» YOUR INSTRUCTIONS
Whenever a line below holds the word "title", copy that line.

» RECORD EXCERPTS

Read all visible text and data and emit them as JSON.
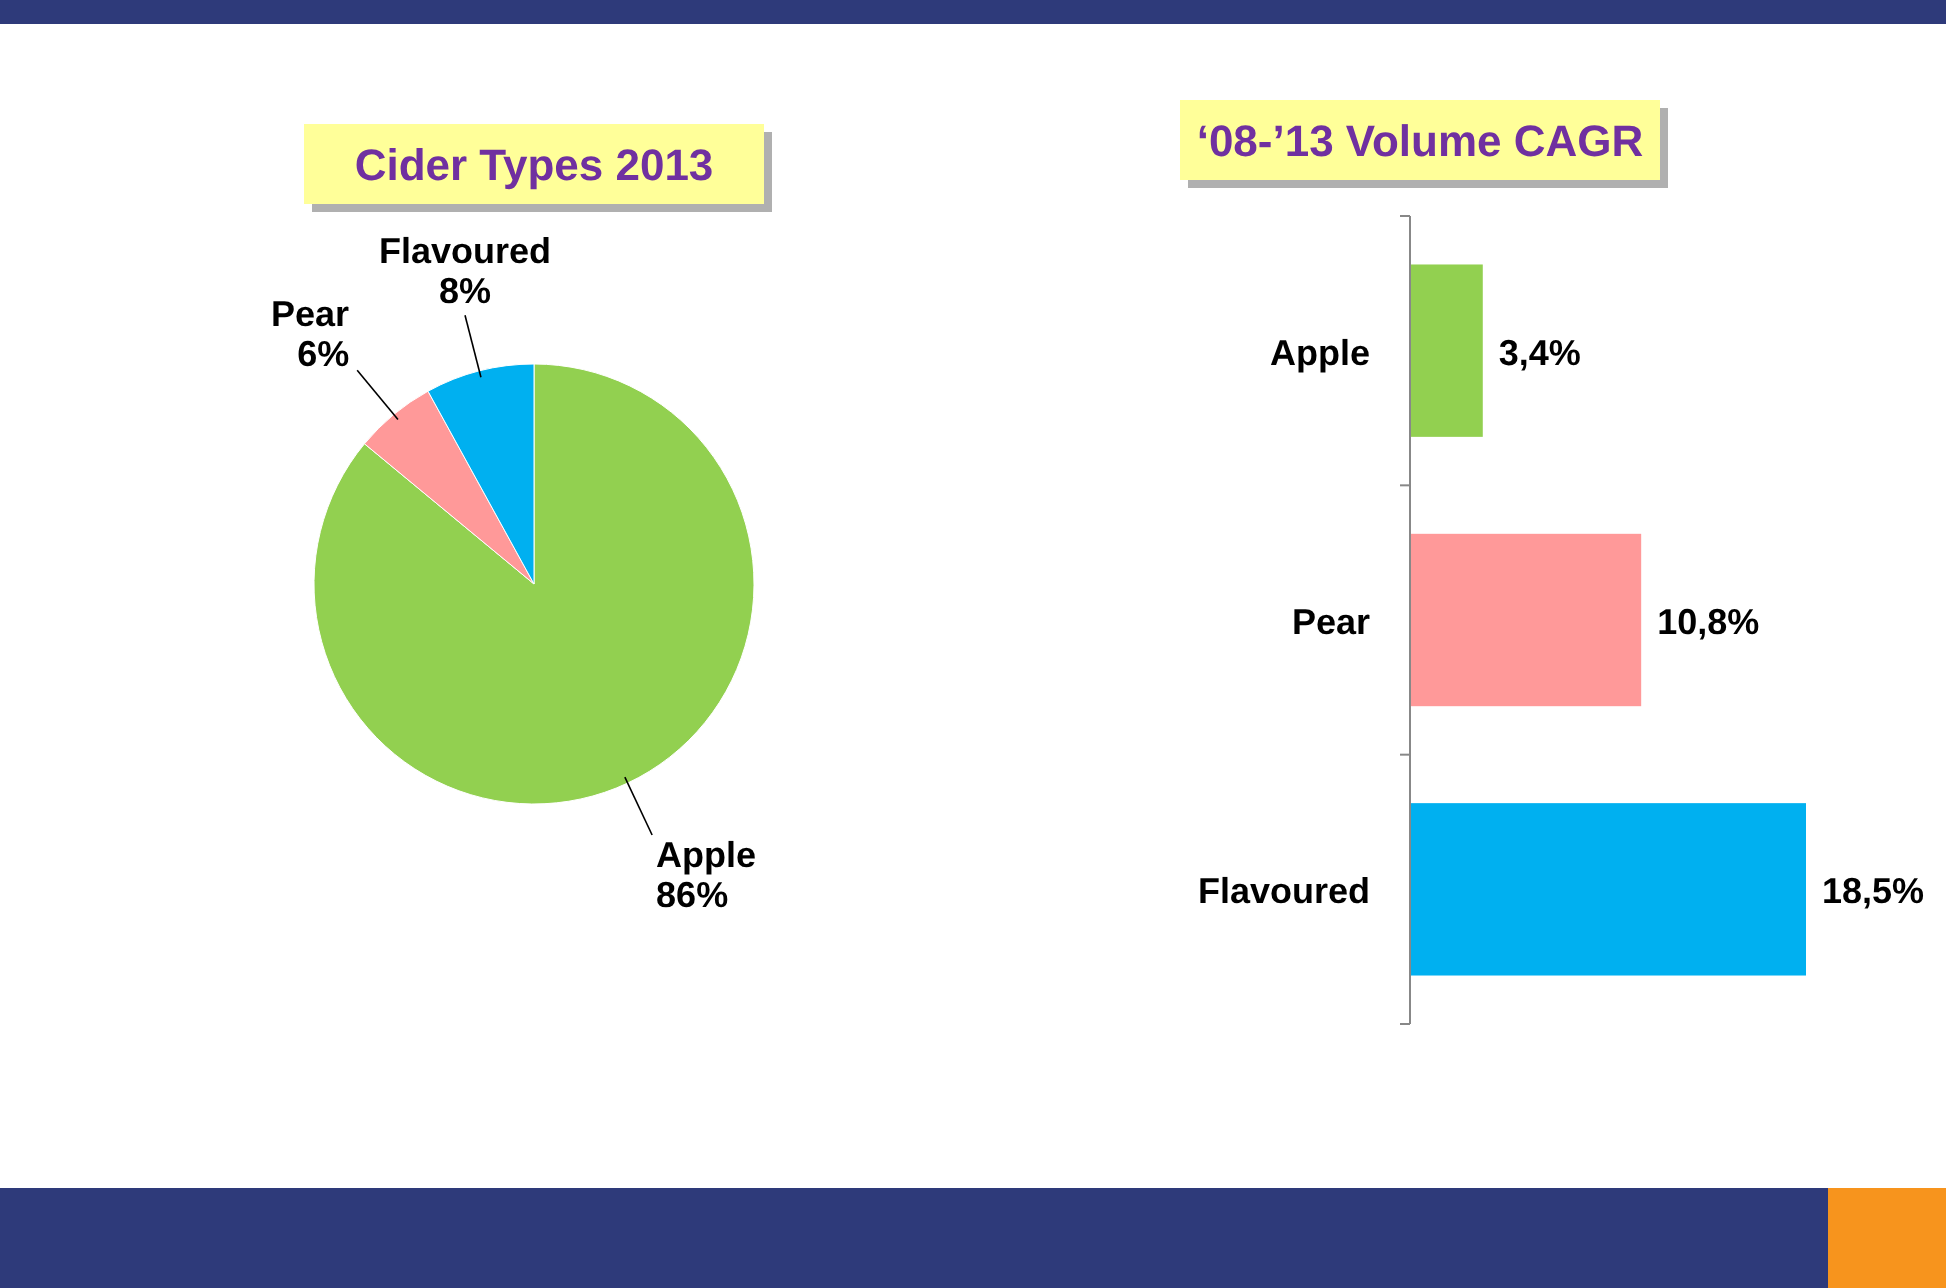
{
  "chart_data": [
    {
      "type": "pie",
      "title": "Cider Types 2013",
      "categories": [
        "Apple",
        "Pear",
        "Flavoured"
      ],
      "values": [
        86,
        6,
        8
      ],
      "colors": [
        "#92d050",
        "#ff9999",
        "#00b0f0"
      ],
      "value_labels": [
        "86%",
        "6%",
        "8%"
      ]
    },
    {
      "type": "bar",
      "orientation": "horizontal",
      "title": "‘08-’13 Volume CAGR",
      "categories": [
        "Apple",
        "Pear",
        "Flavoured"
      ],
      "values": [
        3.4,
        10.8,
        18.5
      ],
      "colors": [
        "#92d050",
        "#ff9999",
        "#00b0f0"
      ],
      "value_labels": [
        "3,4%",
        "10,8%",
        "18,5%"
      ]
    }
  ]
}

» FINISHED ANSWER
      "title": "Cider Types 2013",
      "title": "‘08-’13 Volume CAGR",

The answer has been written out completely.